● DIRECTIVE:
All of the material should be reproduced exactly, with pictures left out.

Stored dataset items
——————————
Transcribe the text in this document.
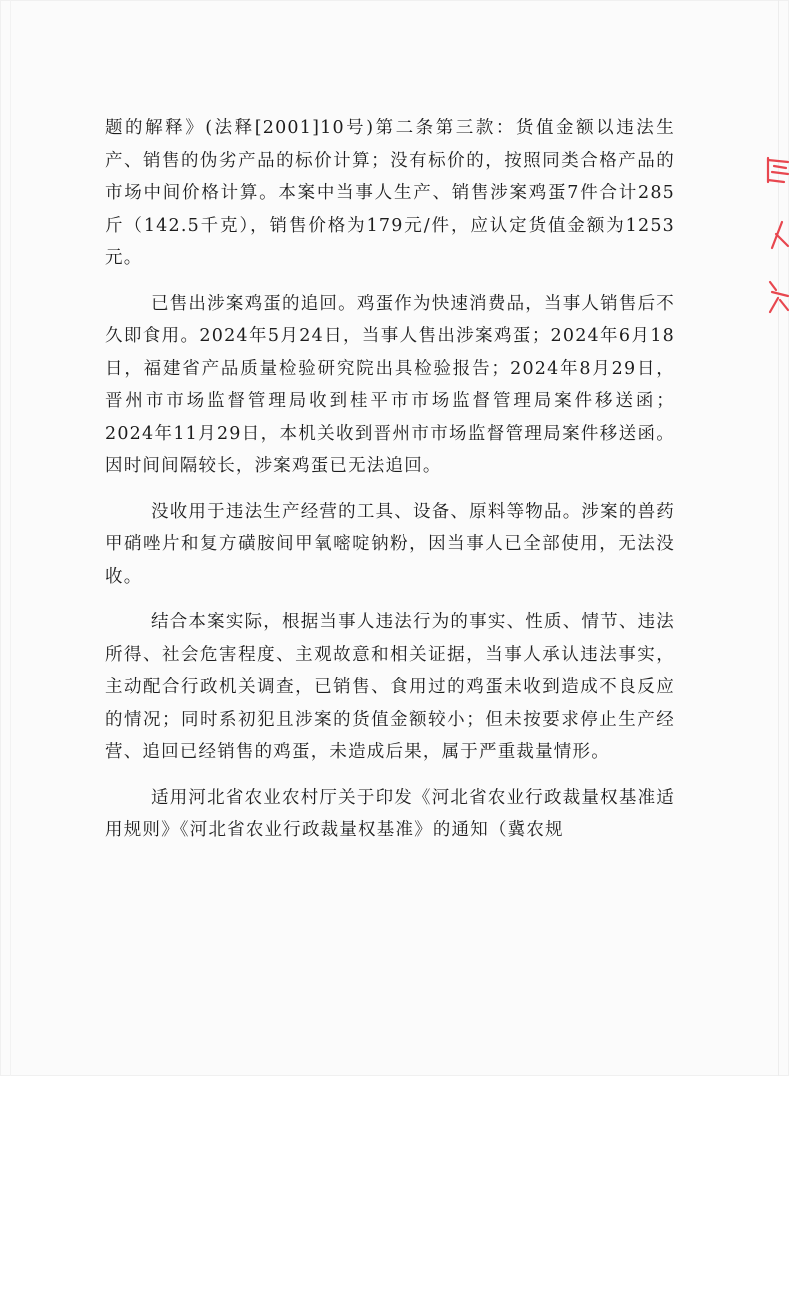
题的解释》(法释[2001]10号)第二条第三款：货值金额以违法生产、销售的伪劣产品的标价计算；没有标价的，按照同类合格产品的市场中间价格计算。本案中当事人生产、销售涉案鸡蛋7件合计285斤（142.5千克），销售价格为179元/件，应认定货值金额为1253元。

已售出涉案鸡蛋的追回。鸡蛋作为快速消费品，当事人销售后不久即食用。2024年5月24日，当事人售出涉案鸡蛋；2024年6月18日，福建省产品质量检验研究院出具检验报告；2024年8月29日，晋州市市场监督管理局收到桂平市市场监督管理局案件移送函；2024年11月29日，本机关收到晋州市市场监督管理局案件移送函。因时间间隔较长，涉案鸡蛋已无法追回。

没收用于违法生产经营的工具、设备、原料等物品。涉案的兽药甲硝唑片和复方磺胺间甲氧嘧啶钠粉，因当事人已全部使用，无法没收。

结合本案实际，根据当事人违法行为的事实、性质、情节、违法所得、社会危害程度、主观故意和相关证据，当事人承认违法事实，主动配合行政机关调查，已销售、食用过的鸡蛋未收到造成不良反应的情况；同时系初犯且涉案的货值金额较小；但未按要求停止生产经营、追回已经销售的鸡蛋，未造成后果，属于严重裁量情形。

适用河北省农业农村厅关于印发《河北省农业行政裁量权基准适用规则》《河北省农业行政裁量权基准》的通知（冀农规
——————————
● TASK ANSWER:
Transcribe the text in this document.
题的解释》(法释[2001]10号)第二条第三款：货值金额以违法生产、销售的伪劣产品的标价计算；没有标价的，按照同类合格产品的市场中间价格计算。本案中当事人生产、销售涉案鸡蛋7件合计285斤（142.5千克），销售价格为179元/件，应认定货值金额为1253元。

已售出涉案鸡蛋的追回。鸡蛋作为快速消费品，当事人销售后不久即食用。2024年5月24日，当事人售出涉案鸡蛋；2024年6月18日，福建省产品质量检验研究院出具检验报告；2024年8月29日，晋州市市场监督管理局收到桂平市市场监督管理局案件移送函；2024年11月29日，本机关收到晋州市市场监督管理局案件移送函。因时间间隔较长，涉案鸡蛋已无法追回。

没收用于违法生产经营的工具、设备、原料等物品。涉案的兽药甲硝唑片和复方磺胺间甲氧嘧啶钠粉，因当事人已全部使用，无法没收。

结合本案实际，根据当事人违法行为的事实、性质、情节、违法所得、社会危害程度、主观故意和相关证据，当事人承认违法事实，主动配合行政机关调查，已销售、食用过的鸡蛋未收到造成不良反应的情况；同时系初犯且涉案的货值金额较小；但未按要求停止生产经营、追回已经销售的鸡蛋，未造成后果，属于严重裁量情形。

适用河北省农业农村厅关于印发《河北省农业行政裁量权基准适用规则》《河北省农业行政裁量权基准》的通知（冀农规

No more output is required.